Select every line containing the word "Example" from the material, and copy those lines.

(Entries from a dataset)

-*-

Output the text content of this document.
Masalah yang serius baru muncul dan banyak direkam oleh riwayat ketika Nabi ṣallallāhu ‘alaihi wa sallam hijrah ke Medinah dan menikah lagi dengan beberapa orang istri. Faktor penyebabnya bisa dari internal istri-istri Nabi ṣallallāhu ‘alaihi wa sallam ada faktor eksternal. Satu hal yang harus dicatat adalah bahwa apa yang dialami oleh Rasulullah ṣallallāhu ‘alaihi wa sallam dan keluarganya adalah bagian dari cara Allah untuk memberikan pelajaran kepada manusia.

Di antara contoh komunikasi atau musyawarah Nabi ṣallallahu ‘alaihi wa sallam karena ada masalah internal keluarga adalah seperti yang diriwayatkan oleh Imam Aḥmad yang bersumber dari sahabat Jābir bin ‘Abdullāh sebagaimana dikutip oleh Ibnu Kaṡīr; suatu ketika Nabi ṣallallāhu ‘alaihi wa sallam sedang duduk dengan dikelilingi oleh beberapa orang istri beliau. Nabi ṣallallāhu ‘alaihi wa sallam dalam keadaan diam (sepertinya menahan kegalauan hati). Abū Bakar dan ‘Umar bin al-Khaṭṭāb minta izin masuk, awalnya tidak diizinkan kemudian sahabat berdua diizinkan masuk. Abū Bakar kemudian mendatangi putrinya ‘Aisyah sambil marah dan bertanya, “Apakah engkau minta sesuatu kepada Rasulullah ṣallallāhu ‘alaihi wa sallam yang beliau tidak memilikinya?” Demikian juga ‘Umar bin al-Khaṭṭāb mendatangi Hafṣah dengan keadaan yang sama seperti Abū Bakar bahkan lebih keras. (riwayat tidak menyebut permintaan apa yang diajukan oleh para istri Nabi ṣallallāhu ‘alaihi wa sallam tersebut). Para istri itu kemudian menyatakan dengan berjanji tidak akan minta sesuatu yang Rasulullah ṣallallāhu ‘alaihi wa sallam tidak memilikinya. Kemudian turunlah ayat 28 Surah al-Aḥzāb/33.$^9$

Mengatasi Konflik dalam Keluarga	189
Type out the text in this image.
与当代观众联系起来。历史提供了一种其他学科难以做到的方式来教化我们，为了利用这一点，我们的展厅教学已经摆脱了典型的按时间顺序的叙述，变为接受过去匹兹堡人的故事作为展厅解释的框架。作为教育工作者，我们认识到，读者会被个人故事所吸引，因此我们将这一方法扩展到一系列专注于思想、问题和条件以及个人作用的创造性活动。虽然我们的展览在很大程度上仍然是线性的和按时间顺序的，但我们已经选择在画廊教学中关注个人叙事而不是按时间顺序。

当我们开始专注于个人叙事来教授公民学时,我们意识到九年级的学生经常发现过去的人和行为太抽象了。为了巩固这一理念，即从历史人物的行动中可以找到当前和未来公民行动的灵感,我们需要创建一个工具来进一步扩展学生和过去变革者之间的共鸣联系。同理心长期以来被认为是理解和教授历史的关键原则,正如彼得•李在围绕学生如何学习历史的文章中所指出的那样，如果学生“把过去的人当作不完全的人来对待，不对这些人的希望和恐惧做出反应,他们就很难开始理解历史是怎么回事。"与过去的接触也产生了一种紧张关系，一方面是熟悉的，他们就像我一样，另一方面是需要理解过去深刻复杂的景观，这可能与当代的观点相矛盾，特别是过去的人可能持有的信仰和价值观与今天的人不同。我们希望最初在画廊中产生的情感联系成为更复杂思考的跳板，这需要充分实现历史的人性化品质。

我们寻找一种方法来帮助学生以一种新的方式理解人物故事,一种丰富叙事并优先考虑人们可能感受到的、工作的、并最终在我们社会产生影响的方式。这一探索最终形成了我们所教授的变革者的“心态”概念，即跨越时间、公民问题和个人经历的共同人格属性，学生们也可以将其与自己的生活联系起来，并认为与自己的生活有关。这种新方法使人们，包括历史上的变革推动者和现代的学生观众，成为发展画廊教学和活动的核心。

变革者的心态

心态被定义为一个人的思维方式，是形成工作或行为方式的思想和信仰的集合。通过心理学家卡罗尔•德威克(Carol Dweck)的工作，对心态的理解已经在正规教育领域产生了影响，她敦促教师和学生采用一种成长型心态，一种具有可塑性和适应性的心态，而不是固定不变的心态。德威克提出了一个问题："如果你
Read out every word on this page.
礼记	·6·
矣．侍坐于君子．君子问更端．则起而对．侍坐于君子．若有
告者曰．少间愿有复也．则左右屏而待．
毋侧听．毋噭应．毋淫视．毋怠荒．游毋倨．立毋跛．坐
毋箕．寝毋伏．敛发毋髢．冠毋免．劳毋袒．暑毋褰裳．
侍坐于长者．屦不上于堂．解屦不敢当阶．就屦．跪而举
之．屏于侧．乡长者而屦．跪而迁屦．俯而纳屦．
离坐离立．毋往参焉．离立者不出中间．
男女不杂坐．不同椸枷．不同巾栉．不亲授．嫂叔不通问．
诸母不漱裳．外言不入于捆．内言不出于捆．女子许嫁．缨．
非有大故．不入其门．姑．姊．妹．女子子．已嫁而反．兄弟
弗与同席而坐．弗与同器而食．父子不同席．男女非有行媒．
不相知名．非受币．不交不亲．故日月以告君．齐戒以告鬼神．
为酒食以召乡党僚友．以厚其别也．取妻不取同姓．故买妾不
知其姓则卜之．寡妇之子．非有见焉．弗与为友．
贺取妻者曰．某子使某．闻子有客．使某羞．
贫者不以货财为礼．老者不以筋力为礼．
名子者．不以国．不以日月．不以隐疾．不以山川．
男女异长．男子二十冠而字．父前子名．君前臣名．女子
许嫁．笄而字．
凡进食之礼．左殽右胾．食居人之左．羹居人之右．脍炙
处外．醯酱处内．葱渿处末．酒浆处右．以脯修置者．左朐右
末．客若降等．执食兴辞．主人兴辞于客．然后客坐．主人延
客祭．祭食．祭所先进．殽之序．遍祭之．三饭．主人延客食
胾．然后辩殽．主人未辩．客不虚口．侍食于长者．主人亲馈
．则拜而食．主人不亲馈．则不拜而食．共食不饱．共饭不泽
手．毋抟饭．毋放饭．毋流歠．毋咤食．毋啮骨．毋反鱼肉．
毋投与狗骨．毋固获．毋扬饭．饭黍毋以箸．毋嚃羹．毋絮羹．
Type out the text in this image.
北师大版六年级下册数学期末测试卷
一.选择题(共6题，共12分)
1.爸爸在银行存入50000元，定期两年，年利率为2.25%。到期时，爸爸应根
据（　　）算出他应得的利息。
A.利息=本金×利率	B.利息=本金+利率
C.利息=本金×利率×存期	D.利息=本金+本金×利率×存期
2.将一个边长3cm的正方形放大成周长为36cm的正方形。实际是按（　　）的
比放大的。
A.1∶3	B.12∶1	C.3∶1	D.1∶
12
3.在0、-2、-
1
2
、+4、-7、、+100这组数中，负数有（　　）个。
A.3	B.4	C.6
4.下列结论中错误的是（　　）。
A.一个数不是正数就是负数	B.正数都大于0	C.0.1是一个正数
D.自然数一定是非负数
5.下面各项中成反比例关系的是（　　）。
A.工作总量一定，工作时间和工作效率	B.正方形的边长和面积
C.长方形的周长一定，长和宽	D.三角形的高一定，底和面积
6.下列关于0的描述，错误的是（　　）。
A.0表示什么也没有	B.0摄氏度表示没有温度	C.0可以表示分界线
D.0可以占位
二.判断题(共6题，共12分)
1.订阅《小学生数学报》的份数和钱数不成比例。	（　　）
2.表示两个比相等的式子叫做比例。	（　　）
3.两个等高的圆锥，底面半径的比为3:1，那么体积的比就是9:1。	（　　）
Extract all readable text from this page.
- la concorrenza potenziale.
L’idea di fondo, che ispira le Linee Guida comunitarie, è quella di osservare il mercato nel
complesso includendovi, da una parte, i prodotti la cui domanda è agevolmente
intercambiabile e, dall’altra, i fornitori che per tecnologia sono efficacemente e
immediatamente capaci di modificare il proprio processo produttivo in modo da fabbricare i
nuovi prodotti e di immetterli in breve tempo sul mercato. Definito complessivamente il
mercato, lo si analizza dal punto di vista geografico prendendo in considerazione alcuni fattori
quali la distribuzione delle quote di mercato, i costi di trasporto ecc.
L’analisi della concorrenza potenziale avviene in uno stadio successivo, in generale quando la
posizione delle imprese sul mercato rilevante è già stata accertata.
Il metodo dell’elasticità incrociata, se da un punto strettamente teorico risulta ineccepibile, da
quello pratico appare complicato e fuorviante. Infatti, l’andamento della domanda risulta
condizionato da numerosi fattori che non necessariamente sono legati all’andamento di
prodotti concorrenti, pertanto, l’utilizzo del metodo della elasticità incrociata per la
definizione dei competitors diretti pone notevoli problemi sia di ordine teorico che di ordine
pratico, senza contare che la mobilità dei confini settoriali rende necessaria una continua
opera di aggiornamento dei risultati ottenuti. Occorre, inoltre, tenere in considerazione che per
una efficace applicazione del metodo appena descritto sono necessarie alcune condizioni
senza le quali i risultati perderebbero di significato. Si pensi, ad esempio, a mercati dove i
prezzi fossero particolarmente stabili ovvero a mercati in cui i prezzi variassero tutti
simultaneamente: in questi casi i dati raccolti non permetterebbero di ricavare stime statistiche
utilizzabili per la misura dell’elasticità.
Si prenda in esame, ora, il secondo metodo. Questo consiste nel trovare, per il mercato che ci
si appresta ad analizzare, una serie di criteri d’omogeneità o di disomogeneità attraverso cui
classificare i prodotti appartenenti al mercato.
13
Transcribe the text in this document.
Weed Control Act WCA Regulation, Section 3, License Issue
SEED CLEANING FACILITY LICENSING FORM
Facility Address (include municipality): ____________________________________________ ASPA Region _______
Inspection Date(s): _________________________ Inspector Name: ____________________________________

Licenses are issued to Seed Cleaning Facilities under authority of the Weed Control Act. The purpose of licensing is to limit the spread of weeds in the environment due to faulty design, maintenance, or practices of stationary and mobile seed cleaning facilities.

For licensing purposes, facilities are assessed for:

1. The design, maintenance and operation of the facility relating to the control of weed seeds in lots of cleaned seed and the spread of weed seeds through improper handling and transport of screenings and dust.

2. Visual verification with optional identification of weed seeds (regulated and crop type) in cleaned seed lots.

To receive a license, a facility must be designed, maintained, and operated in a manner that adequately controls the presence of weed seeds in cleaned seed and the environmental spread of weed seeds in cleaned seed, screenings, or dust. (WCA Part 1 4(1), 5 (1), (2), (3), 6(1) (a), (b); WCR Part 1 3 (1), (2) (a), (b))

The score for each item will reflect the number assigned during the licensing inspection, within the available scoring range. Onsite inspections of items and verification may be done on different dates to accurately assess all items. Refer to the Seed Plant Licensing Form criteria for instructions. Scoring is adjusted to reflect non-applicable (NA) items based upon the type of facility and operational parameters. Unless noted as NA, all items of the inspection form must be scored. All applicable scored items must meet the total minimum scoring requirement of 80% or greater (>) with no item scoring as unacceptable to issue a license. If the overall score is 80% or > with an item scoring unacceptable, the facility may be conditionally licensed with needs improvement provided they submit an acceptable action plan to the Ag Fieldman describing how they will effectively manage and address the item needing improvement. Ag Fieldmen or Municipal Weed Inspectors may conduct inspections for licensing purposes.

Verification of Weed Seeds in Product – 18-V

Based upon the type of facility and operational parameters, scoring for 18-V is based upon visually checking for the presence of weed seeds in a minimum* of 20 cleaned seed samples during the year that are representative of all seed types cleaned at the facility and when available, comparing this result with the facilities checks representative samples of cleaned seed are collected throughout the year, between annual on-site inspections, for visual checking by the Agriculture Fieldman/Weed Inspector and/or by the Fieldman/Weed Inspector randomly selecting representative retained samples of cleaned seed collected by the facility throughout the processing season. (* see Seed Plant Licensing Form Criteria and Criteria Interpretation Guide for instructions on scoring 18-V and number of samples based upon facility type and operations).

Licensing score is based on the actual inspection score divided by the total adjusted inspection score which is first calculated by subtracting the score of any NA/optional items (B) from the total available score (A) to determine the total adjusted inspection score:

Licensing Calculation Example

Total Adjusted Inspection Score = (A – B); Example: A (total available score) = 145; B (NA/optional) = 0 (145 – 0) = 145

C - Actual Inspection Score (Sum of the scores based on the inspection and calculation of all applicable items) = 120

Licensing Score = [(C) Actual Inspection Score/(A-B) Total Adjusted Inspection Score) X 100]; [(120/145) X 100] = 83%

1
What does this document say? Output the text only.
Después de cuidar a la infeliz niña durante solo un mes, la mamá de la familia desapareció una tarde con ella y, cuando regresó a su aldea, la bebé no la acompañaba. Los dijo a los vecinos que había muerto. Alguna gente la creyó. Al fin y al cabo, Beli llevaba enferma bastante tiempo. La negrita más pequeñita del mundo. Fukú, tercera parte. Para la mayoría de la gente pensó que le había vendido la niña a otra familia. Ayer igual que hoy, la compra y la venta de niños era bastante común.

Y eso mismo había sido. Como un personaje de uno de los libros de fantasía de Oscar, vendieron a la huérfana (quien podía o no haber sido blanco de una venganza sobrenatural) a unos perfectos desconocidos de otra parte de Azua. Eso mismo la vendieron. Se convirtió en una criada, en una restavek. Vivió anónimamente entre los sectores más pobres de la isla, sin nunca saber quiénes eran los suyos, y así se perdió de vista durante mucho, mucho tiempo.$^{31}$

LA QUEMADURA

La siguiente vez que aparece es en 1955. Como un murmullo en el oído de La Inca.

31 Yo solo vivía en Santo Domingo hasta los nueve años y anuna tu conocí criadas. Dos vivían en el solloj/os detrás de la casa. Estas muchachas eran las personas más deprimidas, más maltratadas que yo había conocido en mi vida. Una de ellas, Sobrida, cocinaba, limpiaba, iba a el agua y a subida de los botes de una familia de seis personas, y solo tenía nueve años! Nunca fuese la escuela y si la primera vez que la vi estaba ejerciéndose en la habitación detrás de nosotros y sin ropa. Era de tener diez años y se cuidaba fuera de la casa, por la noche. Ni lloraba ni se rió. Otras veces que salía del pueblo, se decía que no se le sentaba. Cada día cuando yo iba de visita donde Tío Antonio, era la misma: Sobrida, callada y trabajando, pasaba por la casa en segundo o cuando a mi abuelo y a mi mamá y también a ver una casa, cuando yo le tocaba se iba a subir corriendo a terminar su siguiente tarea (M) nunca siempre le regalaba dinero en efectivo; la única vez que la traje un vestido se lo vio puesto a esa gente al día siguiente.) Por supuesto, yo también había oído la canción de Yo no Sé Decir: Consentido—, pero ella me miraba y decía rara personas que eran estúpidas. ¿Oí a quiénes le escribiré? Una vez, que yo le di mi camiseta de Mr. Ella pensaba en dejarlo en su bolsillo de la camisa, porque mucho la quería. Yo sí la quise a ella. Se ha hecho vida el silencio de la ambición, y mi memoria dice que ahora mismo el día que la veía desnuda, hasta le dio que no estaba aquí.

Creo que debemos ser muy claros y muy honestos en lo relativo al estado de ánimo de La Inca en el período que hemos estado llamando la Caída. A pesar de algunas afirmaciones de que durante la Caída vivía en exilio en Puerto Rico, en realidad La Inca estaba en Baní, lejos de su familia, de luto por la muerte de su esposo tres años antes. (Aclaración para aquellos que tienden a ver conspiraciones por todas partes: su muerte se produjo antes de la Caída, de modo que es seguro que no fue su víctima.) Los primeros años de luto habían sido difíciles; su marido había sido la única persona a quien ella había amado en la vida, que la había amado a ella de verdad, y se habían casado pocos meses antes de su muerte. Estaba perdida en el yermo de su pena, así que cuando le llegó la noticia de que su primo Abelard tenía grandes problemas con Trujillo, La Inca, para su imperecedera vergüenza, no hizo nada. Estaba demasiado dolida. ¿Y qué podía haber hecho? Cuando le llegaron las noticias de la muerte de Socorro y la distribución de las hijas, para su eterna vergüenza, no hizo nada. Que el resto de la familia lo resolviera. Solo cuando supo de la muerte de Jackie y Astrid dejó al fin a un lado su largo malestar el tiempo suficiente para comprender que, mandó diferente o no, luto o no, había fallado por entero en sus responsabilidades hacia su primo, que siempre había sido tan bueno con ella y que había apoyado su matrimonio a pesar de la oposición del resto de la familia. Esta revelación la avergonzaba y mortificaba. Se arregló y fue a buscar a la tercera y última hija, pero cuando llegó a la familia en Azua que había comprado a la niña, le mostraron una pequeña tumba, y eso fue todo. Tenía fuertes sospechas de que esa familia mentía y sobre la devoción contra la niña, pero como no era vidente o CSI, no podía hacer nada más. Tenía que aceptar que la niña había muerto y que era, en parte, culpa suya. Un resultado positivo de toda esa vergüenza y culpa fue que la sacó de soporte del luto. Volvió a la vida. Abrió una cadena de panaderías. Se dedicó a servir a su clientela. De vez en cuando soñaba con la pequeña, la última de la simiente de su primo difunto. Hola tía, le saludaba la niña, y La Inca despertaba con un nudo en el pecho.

-*-

• [Completed task]:
Licensing Calculation Example
Total Adjusted Inspection Score = (A – B); Example: A (total available score) = 145; B (NA/optional) = 0 (145 – 0) = 145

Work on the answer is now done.